------ Page ------
FABRICATION DES APPAREILS


Les qualités requises de ces appareils, tant au point de vue conservation que lisibilité des inscriptions, ont amené Michelin à adopter ces deux éléments distincts :

- La lave émaillée qui fournit les plaques destinées à recevoir les indications destinées aux automobilistes ;

- Le béton armé qui, servant de support de ces plaques, constitue le corps même des appareils.


La lave sort des volcans à l'état pâteux et parfois presque liquide ; elle se refroidit peu à peu au cours des ans pour donner une pierre durable, non friable et rigoureusement inattaquable aux intempéries. Abondante dans le Massif Central où elle a été autrefois répandue par les volcans d'Auvergne, elle est, depuis longtemps utilisée en construction et pour l'industrie chimique (cuves, etc...).

Bien avant la circulation automobile, elle fut émaillée et utilisée pour la fabrication de plaques de signalisation celles de certaines rues, telle la rue Saint-Louis-en-l'IIe, à Paris, où une plaque, posée en 1828, est encore intacte, neuve ! C'est que la lave permet des inscriptions d'une durée pratiquement infinie, l'émail y adhérant parfaitement et n'éclatant pas au choc sur ce support. La mise à nue partielle de la lave, indifférente aux intempéries, ne nuit d'ailleurs pas à la conservation de la plaque.
------ Données extraites ------
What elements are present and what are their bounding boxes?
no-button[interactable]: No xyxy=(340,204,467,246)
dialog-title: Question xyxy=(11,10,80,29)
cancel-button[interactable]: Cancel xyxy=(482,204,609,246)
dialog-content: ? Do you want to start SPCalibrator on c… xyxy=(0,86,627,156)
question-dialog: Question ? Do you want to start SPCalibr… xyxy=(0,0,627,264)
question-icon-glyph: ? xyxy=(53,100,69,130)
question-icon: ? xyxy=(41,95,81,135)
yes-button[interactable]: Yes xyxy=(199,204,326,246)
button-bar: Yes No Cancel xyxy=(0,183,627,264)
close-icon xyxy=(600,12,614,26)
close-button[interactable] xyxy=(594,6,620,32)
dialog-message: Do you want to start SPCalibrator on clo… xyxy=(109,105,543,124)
------
------ Données extraites ------
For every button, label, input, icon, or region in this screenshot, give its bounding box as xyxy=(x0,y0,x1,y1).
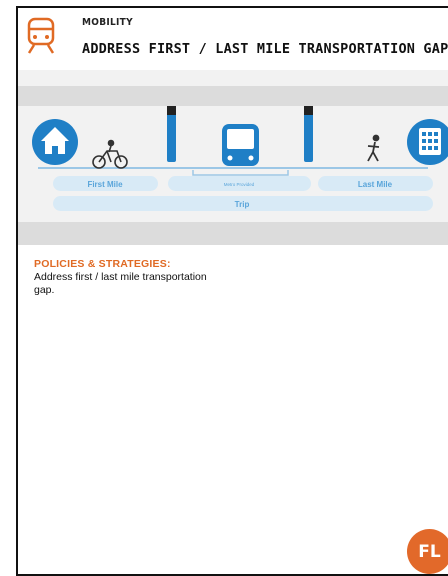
------
------ Données extraites ------
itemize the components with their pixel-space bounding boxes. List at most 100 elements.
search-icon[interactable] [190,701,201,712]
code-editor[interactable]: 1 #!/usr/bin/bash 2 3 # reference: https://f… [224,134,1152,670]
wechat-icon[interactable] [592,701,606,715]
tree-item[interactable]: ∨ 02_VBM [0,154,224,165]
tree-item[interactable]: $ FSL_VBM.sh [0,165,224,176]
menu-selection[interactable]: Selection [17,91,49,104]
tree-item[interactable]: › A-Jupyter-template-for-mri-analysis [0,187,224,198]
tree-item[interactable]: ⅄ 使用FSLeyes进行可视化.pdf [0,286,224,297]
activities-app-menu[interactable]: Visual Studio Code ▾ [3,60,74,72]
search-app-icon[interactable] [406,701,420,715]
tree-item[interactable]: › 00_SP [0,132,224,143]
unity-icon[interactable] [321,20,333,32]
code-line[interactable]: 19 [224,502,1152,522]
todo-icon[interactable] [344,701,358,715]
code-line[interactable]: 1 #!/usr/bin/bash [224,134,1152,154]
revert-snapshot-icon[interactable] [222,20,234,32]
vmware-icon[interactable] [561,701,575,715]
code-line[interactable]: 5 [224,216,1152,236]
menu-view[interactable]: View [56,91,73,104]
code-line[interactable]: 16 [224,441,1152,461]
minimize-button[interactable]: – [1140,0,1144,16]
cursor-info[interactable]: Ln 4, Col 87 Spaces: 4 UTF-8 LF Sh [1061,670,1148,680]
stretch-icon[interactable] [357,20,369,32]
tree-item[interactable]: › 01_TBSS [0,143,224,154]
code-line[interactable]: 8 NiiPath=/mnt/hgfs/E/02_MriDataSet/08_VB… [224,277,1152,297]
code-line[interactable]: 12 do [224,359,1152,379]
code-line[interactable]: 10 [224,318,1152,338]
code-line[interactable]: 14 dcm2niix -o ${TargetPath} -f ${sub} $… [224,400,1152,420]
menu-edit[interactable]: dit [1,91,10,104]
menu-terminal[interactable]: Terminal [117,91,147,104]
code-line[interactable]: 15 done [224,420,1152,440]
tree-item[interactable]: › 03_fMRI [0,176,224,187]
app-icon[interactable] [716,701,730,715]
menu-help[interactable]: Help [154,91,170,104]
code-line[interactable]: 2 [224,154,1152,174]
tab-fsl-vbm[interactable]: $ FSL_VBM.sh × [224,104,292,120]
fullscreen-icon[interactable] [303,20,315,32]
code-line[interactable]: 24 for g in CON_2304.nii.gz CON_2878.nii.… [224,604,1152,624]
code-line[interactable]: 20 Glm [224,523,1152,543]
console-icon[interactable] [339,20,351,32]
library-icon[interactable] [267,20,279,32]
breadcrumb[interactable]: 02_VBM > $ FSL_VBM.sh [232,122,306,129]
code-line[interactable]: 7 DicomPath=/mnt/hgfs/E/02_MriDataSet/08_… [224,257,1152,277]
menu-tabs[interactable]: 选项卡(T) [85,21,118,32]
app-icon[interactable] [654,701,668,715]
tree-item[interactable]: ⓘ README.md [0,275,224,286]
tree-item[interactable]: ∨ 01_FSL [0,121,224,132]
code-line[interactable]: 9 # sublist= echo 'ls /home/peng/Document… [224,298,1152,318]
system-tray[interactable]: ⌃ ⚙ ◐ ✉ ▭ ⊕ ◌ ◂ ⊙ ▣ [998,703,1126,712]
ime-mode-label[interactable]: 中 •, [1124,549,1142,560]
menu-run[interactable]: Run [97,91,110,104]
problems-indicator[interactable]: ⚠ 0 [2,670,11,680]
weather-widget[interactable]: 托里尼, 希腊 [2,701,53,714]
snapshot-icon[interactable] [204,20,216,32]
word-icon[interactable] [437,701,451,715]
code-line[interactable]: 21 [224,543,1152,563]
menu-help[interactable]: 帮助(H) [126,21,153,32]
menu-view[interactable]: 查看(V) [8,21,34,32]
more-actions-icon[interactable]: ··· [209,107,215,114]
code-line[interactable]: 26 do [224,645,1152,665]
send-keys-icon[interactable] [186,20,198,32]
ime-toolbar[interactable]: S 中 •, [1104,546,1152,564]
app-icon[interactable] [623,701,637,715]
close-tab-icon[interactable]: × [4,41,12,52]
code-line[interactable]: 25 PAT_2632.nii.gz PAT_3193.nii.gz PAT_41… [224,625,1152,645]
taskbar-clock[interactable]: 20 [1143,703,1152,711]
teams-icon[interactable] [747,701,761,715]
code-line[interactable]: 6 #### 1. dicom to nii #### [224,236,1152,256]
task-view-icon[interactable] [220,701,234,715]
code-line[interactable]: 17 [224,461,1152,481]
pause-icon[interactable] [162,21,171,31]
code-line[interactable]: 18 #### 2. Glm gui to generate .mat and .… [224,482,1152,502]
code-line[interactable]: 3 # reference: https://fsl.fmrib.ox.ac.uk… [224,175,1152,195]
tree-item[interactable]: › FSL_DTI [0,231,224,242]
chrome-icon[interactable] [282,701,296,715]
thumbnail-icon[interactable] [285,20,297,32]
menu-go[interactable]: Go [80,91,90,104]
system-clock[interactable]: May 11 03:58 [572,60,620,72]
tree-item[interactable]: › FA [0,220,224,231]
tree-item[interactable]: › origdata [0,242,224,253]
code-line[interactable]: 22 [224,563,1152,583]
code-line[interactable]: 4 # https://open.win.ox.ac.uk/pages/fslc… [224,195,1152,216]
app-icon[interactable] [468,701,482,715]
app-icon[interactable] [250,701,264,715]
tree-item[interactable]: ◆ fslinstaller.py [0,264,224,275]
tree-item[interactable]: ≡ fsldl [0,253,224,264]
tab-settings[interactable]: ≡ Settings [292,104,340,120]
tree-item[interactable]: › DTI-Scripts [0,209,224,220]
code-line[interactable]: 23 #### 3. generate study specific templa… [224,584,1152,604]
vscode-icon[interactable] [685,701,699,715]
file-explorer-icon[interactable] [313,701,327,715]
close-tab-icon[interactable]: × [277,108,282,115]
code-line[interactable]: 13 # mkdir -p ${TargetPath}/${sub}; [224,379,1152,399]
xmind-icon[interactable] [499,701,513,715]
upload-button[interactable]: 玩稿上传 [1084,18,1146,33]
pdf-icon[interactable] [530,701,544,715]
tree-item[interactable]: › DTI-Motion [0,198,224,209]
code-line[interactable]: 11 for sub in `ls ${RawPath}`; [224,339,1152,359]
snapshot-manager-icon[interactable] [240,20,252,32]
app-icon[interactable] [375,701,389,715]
------
### Travail à faire
1 – Reproduisez fidèlement, s'il vous plaît, le passage du texte sur la fabrication des appareils qui va de « - La lave émaillée » jusqu'à « même des appareils. ».
2 – D'après le texte sur la fabrication des appareils, répondez brièvement :
(a) Quels sont les deux éléments distincts adoptés par Michelin ?
(b) Dans quelle région la lave est-elle abondante ?
(c) En quelle année a été posée la plaque parisienne encore intacte ?

### Réponses par tâche
1 –
- La lave émaillée qui fournit les plaques destinées à recevoir les indications destinées aux automobilistes ;

- Le béton armé qui, servant de support de ces plaques, constitue le corps même des appareils.

2 –
(a) La lave émaillée et le béton armé.
(b) Dans le Massif Central.
(c) En 1828.